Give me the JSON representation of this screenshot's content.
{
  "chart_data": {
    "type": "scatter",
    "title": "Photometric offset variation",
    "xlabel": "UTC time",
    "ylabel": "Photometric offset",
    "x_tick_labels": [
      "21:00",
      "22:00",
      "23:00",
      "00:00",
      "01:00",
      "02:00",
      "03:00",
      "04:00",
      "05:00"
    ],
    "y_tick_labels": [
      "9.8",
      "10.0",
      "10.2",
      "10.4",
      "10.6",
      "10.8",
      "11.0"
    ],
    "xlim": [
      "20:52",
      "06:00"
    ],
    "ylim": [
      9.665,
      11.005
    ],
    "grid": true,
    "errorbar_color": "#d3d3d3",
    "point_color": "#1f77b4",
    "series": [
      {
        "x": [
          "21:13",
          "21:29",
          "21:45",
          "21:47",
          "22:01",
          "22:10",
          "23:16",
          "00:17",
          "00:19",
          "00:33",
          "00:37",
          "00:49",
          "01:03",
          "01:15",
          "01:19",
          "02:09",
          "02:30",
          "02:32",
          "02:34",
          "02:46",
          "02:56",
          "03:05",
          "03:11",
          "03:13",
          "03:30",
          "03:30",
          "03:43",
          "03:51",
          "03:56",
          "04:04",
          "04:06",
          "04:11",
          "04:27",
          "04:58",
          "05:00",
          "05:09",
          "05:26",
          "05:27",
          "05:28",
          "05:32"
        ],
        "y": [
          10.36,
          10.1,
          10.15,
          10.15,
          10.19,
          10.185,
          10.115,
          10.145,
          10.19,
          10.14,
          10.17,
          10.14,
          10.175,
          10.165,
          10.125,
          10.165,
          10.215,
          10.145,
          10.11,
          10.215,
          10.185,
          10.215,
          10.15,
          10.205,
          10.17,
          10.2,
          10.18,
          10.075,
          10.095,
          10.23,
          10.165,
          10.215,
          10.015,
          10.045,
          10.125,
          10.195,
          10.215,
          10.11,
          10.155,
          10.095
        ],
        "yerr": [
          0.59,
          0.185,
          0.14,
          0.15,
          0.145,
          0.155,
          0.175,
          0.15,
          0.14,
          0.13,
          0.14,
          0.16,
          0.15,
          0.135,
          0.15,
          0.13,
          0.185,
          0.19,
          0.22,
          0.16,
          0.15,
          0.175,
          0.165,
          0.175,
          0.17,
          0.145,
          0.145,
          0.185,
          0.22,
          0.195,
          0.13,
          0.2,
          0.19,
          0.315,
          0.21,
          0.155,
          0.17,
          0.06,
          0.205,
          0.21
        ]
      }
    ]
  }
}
***
EXERCISE TASK> The records above should be duplicated in full, exactly as given.

TASK SOLUTION>
Give me the JSON representation of this screenshot's content.
{
  "chart_data": {
    "type": "scatter",
    "title": "Photometric offset variation",
    "xlabel": "UTC time",
    "ylabel": "Photometric offset",
    "x_tick_labels": [
      "21:00",
      "22:00",
      "23:00",
      "00:00",
      "01:00",
      "02:00",
      "03:00",
      "04:00",
      "05:00"
    ],
    "y_tick_labels": [
      "9.8",
      "10.0",
      "10.2",
      "10.4",
      "10.6",
      "10.8",
      "11.0"
    ],
    "xlim": [
      "20:52",
      "06:00"
    ],
    "ylim": [
      9.665,
      11.005
    ],
    "grid": true,
    "errorbar_color": "#d3d3d3",
    "point_color": "#1f77b4",
    "series": [
      {
        "x": [
          "21:13",
          "21:29",
          "21:45",
          "21:47",
          "22:01",
          "22:10",
          "23:16",
          "00:17",
          "00:19",
          "00:33",
          "00:37",
          "00:49",
          "01:03",
          "01:15",
          "01:19",
          "02:09",
          "02:30",
          "02:32",
          "02:34",
          "02:46",
          "02:56",
          "03:05",
          "03:11",
          "03:13",
          "03:30",
          "03:30",
          "03:43",
          "03:51",
          "03:56",
          "04:04",
          "04:06",
          "04:11",
          "04:27",
          "04:58",
          "05:00",
          "05:09",
          "05:26",
          "05:27",
          "05:28",
          "05:32"
        ],
        "y": [
          10.36,
          10.1,
          10.15,
          10.15,
          10.19,
          10.185,
          10.115,
          10.145,
          10.19,
          10.14,
          10.17,
          10.14,
          10.175,
          10.165,
          10.125,
          10.165,
          10.215,
          10.145,
          10.11,
          10.215,
          10.185,
          10.215,
          10.15,
          10.205,
          10.17,
          10.2,
          10.18,
          10.075,
          10.095,
          10.23,
          10.165,
          10.215,
          10.015,
          10.045,
          10.125,
          10.195,
          10.215,
          10.11,
          10.155,
          10.095
        ],
        "yerr": [
          0.59,
          0.185,
          0.14,
          0.15,
          0.145,
          0.155,
          0.175,
          0.15,
          0.14,
          0.13,
          0.14,
          0.16,
          0.15,
          0.135,
          0.15,
          0.13,
          0.185,
          0.19,
          0.22,
          0.16,
          0.15,
          0.175,
          0.165,
          0.175,
          0.17,
          0.145,
          0.145,
          0.185,
          0.22,
          0.195,
          0.13,
          0.2,
          0.19,
          0.315,
          0.21,
          0.155,
          0.17,
          0.06,
          0.205,
          0.21
        ]
      }
    ]
  }
}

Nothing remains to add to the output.